* **WORK TO BE COMPLETED**:
Quote every line as given.

── DATA PROVIDED ──

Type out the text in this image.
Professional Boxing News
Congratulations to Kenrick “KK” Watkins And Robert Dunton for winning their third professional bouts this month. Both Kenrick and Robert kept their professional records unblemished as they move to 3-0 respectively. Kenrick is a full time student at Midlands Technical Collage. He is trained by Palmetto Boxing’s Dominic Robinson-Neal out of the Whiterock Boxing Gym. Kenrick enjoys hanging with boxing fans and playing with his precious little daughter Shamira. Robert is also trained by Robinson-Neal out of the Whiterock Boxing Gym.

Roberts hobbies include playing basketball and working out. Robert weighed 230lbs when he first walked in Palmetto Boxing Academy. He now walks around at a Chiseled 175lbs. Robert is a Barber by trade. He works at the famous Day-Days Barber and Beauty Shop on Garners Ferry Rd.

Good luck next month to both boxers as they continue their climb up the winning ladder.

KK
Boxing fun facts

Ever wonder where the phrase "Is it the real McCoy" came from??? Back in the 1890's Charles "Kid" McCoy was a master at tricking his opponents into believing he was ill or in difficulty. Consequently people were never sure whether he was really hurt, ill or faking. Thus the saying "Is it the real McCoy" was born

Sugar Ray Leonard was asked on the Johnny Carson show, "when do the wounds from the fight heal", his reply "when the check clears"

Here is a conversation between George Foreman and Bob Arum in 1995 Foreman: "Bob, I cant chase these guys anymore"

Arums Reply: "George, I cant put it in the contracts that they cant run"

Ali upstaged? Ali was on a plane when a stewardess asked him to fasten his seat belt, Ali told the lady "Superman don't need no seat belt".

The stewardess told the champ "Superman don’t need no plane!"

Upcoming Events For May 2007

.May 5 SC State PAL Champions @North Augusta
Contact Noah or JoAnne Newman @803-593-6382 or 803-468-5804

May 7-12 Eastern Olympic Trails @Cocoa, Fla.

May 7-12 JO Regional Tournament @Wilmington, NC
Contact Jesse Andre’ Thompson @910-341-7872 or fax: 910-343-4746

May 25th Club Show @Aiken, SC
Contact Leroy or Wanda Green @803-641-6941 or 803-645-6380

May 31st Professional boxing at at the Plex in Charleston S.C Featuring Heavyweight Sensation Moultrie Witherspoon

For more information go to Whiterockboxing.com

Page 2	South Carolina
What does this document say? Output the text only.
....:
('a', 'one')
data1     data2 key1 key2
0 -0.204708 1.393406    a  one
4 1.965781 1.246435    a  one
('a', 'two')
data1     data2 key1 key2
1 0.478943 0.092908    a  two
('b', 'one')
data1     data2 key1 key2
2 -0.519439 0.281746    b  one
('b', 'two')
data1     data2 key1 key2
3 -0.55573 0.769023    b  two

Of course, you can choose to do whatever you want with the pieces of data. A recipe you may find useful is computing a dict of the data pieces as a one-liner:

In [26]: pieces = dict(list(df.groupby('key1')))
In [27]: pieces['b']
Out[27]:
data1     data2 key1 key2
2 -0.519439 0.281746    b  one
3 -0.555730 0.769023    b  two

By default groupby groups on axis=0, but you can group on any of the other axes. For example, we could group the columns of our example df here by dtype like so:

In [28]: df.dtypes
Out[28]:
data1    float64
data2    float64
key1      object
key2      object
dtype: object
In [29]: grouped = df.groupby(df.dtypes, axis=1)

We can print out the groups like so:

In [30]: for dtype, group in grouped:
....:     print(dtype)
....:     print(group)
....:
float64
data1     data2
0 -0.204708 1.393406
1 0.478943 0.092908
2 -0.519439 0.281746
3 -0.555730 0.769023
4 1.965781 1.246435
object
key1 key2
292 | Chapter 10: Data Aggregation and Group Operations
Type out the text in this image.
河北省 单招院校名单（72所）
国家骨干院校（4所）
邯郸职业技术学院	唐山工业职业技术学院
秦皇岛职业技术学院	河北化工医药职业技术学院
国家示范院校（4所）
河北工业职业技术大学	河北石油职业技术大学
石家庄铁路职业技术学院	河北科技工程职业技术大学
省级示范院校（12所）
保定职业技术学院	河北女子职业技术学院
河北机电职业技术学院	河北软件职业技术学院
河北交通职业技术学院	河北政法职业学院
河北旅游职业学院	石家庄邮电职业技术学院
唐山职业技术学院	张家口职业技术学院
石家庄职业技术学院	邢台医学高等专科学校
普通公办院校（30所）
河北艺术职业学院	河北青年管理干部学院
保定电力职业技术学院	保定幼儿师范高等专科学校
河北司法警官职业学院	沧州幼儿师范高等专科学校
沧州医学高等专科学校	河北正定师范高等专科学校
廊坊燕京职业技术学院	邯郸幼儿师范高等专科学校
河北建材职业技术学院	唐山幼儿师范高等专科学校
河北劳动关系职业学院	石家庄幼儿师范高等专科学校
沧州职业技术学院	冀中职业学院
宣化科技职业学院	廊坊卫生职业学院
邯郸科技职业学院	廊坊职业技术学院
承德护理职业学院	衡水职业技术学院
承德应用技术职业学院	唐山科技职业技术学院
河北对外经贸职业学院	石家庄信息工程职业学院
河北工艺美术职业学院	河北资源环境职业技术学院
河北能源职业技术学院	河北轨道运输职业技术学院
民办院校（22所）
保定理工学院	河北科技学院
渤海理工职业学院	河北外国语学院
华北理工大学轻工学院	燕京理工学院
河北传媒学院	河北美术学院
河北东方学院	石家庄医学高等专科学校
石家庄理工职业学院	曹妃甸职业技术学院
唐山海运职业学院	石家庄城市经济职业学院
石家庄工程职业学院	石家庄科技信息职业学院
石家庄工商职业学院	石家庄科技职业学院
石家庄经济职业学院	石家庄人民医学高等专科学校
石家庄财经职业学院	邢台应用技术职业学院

───

* **EXERCISE RESULT**:
Type out the text in this image.
Professional Boxing News
Congratulations to Kenrick “KK” Watkins And Robert Dunton for winning their third professional bouts this month. Both Kenrick and Robert kept their professional records unblemished as they move to 3-0 respectively. Kenrick is a full time student at Midlands Technical Collage. He is trained by Palmetto Boxing’s Dominic Robinson-Neal out of the Whiterock Boxing Gym. Kenrick enjoys hanging with boxing fans and playing with his precious little daughter Shamira. Robert is also trained by Robinson-Neal out of the Whiterock Boxing Gym.

Roberts hobbies include playing basketball and working out. Robert weighed 230lbs when he first walked in Palmetto Boxing Academy. He now walks around at a Chiseled 175lbs. Robert is a Barber by trade. He works at the famous Day-Days Barber and Beauty Shop on Garners Ferry Rd.

Good luck next month to both boxers as they continue their climb up the winning ladder.

KK
Boxing fun facts

Ever wonder where the phrase "Is it the real McCoy" came from??? Back in the 1890's Charles "Kid" McCoy was a master at tricking his opponents into believing he was ill or in difficulty. Consequently people were never sure whether he was really hurt, ill or faking. Thus the saying "Is it the real McCoy" was born

Sugar Ray Leonard was asked on the Johnny Carson show, "when do the wounds from the fight heal", his reply "when the check clears"

Here is a conversation between George Foreman and Bob Arum in 1995 Foreman: "Bob, I cant chase these guys anymore"

Arums Reply: "George, I cant put it in the contracts that they cant run"

Ali upstaged? Ali was on a plane when a stewardess asked him to fasten his seat belt, Ali told the lady "Superman don't need no seat belt".

The stewardess told the champ "Superman don’t need no plane!"

Upcoming Events For May 2007

.May 5 SC State PAL Champions @North Augusta
Contact Noah or JoAnne Newman @803-593-6382 or 803-468-5804

May 7-12 Eastern Olympic Trails @Cocoa, Fla.

May 7-12 JO Regional Tournament @Wilmington, NC
Contact Jesse Andre’ Thompson @910-341-7872 or fax: 910-343-4746

May 25th Club Show @Aiken, SC
Contact Leroy or Wanda Green @803-641-6941 or 803-645-6380

May 31st Professional boxing at at the Plex in Charleston S.C Featuring Heavyweight Sensation Moultrie Witherspoon

For more information go to Whiterockboxing.com

Page 2	South Carolina
What does this document say? Output the text only.
....:
('a', 'one')
data1     data2 key1 key2
0 -0.204708 1.393406    a  one
4 1.965781 1.246435    a  one
('a', 'two')
data1     data2 key1 key2
1 0.478943 0.092908    a  two
('b', 'one')
data1     data2 key1 key2
2 -0.519439 0.281746    b  one
('b', 'two')
data1     data2 key1 key2
3 -0.55573 0.769023    b  two

Of course, you can choose to do whatever you want with the pieces of data. A recipe you may find useful is computing a dict of the data pieces as a one-liner:

In [26]: pieces = dict(list(df.groupby('key1')))
In [27]: pieces['b']
Out[27]:
data1     data2 key1 key2
2 -0.519439 0.281746    b  one
3 -0.555730 0.769023    b  two

By default groupby groups on axis=0, but you can group on any of the other axes. For example, we could group the columns of our example df here by dtype like so:

In [28]: df.dtypes
Out[28]:
data1    float64
data2    float64
key1      object
key2      object
dtype: object
In [29]: grouped = df.groupby(df.dtypes, axis=1)

We can print out the groups like so:

In [30]: for dtype, group in grouped:
....:     print(dtype)
....:     print(group)
....:
float64
data1     data2
0 -0.204708 1.393406
1 0.478943 0.092908
2 -0.519439 0.281746
3 -0.555730 0.769023
4 1.965781 1.246435
object
key1 key2
292 | Chapter 10: Data Aggregation and Group Operations
Type out the text in this image.
河北省 单招院校名单（72所）
国家骨干院校（4所）
邯郸职业技术学院	唐山工业职业技术学院
秦皇岛职业技术学院	河北化工医药职业技术学院
国家示范院校（4所）
河北工业职业技术大学	河北石油职业技术大学
石家庄铁路职业技术学院	河北科技工程职业技术大学
省级示范院校（12所）
保定职业技术学院	河北女子职业技术学院
河北机电职业技术学院	河北软件职业技术学院
河北交通职业技术学院	河北政法职业学院
河北旅游职业学院	石家庄邮电职业技术学院
唐山职业技术学院	张家口职业技术学院
石家庄职业技术学院	邢台医学高等专科学校
普通公办院校（30所）
河北艺术职业学院	河北青年管理干部学院
保定电力职业技术学院	保定幼儿师范高等专科学校
河北司法警官职业学院	沧州幼儿师范高等专科学校
沧州医学高等专科学校	河北正定师范高等专科学校
廊坊燕京职业技术学院	邯郸幼儿师范高等专科学校
河北建材职业技术学院	唐山幼儿师范高等专科学校
河北劳动关系职业学院	石家庄幼儿师范高等专科学校
沧州职业技术学院	冀中职业学院
宣化科技职业学院	廊坊卫生职业学院
邯郸科技职业学院	廊坊职业技术学院
承德护理职业学院	衡水职业技术学院
承德应用技术职业学院	唐山科技职业技术学院
河北对外经贸职业学院	石家庄信息工程职业学院
河北工艺美术职业学院	河北资源环境职业技术学院
河北能源职业技术学院	河北轨道运输职业技术学院
民办院校（22所）
保定理工学院	河北科技学院
渤海理工职业学院	河北外国语学院
华北理工大学轻工学院	燕京理工学院
河北传媒学院	河北美术学院
河北东方学院	石家庄医学高等专科学校
石家庄理工职业学院	曹妃甸职业技术学院
唐山海运职业学院	石家庄城市经济职业学院
石家庄工程职业学院	石家庄科技信息职业学院
石家庄工商职业学院	石家庄科技职业学院
石家庄经济职业学院	石家庄人民医学高等专科学校
石家庄财经职业学院	邢台应用技术职业学院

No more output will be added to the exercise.